Document passage:
>> BEGIN
For example, the user could set resample_n_side
to be 128,
which will resample the 178 x 178 raster to 128 x 128. This raster can
then be used to create a quadtree.
The method used to determine whether or not to split a cell as well as the method used to aggregate cell values can be defined by the user. Simple methods are already provided, but custom functions can be defined.
Three methods are provided for splitting a quadrant. The
"range"
method calculates the difference between the
minimum and maximum values within the quadrant, "sd"
calculates the standard deviation of the values, and "cv"
calculates the coefficient of variation. Regardless of which method is
used, the resulting value is compared to the
split_threshold
parameter, and if it exceeds the threshold,
the quadrant is split.
qt_range <- quadtree(rast, .1, split_method = "range")
qt_sd <- quadtree(rast, .1, split_method = "sd")
qt_cv <- quadtree(rast, .1, split_method = "cv")
par(mfrow = c(1, 3), mar = c(0,0,3,0))
plot(qt_range, crop = TRUE, na_col = NULL, zlim = c(0, 1), border_lwd = .3,
axes = FALSE, legend = FALSE, main = "split_method = 'range'")
plot(qt_sd, crop = TRUE, na_col = NULL, zlim = c(0,1), border_lwd = .3,
axes = FALSE, legend = FALSE, main = "split_method = 'sd'")
plot(qt_cv, crop = TRUE, na_col = NULL, zlim = c(0,1), border_lwd = .3,
axes = FALSE, legend = FALSE, main = "split_method = 'cv'")
Four methods to aggregate cell values are provided -
"mean"
, "median"
, "min"
, and
"max"
>> END
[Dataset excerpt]
>> BEGIN
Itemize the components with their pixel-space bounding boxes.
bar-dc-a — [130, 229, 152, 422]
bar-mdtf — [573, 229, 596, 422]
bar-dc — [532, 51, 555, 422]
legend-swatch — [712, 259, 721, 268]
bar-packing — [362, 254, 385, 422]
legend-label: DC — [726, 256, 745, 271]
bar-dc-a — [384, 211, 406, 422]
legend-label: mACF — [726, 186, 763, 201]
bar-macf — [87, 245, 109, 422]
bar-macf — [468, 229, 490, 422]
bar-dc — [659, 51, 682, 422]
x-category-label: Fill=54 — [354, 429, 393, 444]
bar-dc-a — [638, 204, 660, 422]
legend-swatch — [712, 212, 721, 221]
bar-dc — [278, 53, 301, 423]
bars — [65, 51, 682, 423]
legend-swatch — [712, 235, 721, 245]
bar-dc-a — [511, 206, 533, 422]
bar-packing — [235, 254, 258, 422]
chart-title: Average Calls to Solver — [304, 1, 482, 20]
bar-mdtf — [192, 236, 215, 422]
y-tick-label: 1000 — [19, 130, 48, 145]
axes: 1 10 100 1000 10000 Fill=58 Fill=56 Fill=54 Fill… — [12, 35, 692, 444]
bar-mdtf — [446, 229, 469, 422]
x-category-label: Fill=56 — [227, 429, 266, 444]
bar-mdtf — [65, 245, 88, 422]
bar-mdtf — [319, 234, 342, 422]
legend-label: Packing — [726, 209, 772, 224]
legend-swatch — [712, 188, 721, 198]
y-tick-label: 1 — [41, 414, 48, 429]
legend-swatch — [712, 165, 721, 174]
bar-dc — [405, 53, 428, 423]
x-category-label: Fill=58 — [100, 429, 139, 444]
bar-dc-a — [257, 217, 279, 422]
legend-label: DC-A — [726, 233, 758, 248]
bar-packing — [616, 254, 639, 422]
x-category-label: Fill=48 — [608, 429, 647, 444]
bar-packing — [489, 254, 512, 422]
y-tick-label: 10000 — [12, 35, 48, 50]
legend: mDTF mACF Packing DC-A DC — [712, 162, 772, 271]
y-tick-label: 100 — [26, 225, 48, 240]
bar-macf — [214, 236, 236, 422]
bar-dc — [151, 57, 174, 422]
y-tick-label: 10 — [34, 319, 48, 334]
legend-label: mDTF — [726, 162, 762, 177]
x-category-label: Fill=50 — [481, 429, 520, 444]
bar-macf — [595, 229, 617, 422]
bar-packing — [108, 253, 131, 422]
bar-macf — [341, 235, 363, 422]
>> END
>> BEGIN
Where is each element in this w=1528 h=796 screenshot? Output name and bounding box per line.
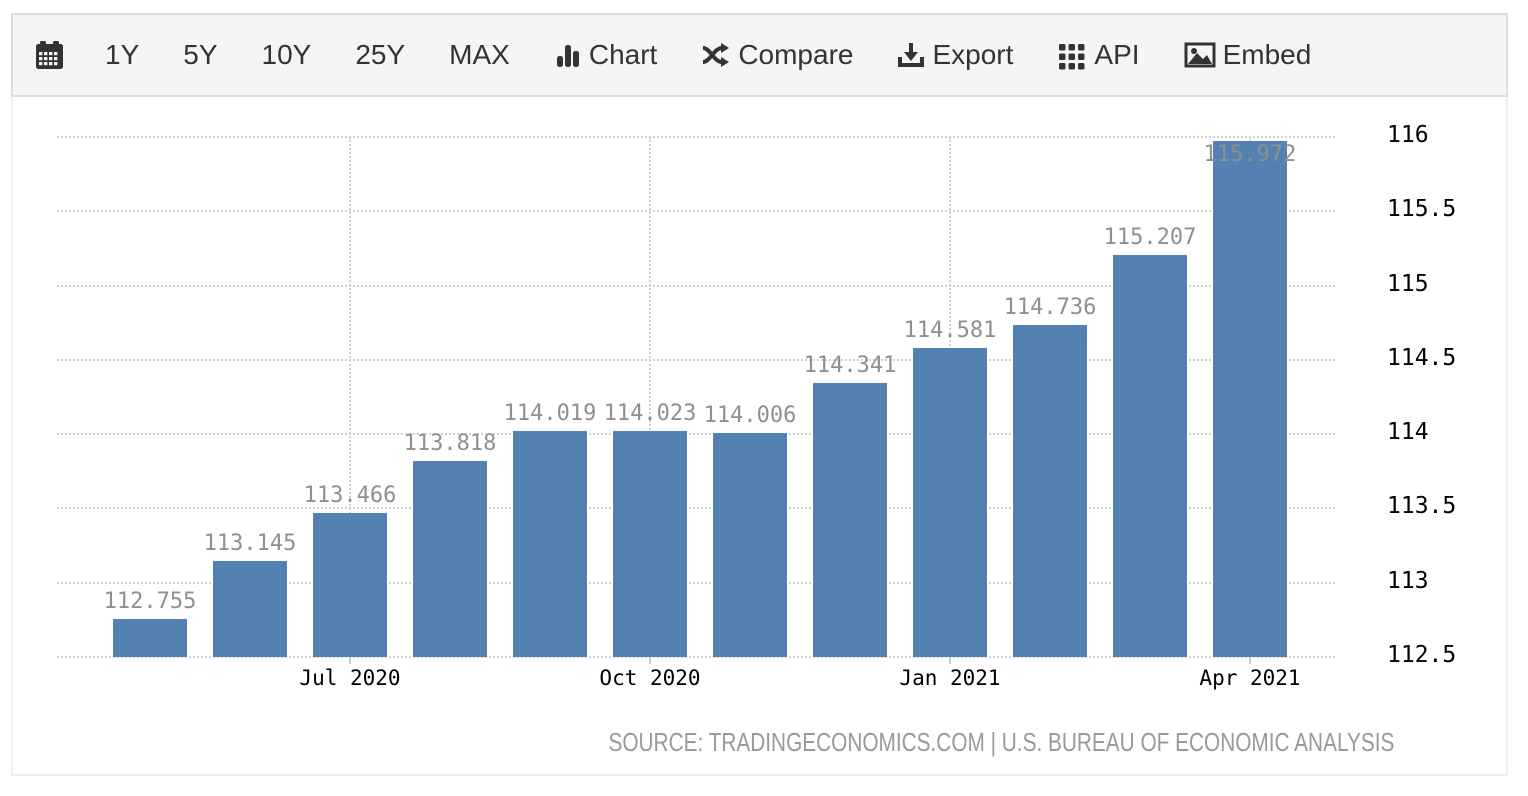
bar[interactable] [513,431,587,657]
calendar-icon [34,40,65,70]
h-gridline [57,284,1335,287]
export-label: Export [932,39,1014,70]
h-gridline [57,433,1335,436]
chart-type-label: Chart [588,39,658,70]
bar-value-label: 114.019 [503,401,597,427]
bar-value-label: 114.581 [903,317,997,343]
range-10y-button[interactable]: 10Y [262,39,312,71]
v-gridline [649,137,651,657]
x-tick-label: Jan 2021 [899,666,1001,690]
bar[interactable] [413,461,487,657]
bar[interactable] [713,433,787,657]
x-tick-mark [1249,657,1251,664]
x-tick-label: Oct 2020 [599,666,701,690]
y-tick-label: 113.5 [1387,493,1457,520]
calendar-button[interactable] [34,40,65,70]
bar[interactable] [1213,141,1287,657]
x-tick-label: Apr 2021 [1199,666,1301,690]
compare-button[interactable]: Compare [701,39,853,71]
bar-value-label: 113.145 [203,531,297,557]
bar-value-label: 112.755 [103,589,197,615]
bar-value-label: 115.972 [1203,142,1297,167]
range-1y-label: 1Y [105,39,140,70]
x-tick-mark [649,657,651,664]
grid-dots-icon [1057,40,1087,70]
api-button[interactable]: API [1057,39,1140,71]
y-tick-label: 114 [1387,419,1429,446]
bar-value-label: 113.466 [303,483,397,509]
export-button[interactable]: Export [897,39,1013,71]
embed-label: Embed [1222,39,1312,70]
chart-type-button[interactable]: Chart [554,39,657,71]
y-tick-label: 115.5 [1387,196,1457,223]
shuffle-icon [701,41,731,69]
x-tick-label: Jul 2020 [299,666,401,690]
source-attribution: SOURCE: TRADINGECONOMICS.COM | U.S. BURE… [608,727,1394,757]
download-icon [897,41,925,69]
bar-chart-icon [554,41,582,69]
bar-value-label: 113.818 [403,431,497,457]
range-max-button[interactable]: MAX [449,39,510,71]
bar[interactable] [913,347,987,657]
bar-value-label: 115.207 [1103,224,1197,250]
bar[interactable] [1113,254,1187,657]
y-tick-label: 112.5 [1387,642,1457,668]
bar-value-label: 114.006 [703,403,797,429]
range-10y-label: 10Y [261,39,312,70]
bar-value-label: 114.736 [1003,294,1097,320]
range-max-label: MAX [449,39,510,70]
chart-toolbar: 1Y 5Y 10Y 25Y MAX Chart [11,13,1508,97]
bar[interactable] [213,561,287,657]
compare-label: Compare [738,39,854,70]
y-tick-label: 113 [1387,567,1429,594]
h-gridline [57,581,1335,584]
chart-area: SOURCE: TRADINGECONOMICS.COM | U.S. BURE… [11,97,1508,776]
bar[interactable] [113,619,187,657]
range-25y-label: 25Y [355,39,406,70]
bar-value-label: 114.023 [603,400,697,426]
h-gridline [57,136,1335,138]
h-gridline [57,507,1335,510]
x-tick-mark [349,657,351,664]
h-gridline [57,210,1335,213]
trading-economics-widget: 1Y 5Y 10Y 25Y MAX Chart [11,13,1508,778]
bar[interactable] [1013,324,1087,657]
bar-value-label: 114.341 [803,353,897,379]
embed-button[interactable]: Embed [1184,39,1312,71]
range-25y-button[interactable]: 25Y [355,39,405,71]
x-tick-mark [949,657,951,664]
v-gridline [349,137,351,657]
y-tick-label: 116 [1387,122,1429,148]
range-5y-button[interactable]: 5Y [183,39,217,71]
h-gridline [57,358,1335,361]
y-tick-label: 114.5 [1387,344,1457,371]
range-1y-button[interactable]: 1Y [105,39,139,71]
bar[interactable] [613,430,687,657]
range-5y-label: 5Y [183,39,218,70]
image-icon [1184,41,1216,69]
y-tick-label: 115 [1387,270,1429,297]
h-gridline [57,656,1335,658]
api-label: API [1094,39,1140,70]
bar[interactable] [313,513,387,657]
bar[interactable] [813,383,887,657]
>> END
Problem to solve:
Continue the quadtree documentation excerpt from the point where it stops, keeping its style and level of detail.

Task answer:
- the names are self-explanatory. Note that in the
following example the structures of the quadtrees are identical - the
combine function has no influence on the decision to split a cell.
qt_mean <- quadtree(rast, .1, "sd", combine_method = "mean")
qt_median <- quadtree(rast, .1, "sd", combine_method = "median")
qt_min <- quadtree(rast, .1, "sd", combine_method = "min")
qt_max <- quadtree(rast, .1, "sd", combine_method = "max")
par(mfrow = c(2, 2), mar = c(.5, .5, .5, .5))
plot(qt_mean, crop = TRUE, na_col = NULL, axes = FALSE, legend = TRUE,
border_lwd = .3, zlim = c(0,1), main = "mean")
plot(qt_median, crop = TRUE, na_col = NULL, axes = FALSE, legend = TRUE,
border_lwd = .3, zlim = c(0,1), main = "median")
plot(qt_min, crop = TRUE, na_col = NULL, axes = FALSE, legend = TRUE,
border_lwd = .3, zlim = c(0,1), main = "min")
plot(qt_max, crop = TRUE, na_col = NULL, axes = FALSE, legend = TRUE,
border_lwd = .3, zlim = c(0,1), main = "max")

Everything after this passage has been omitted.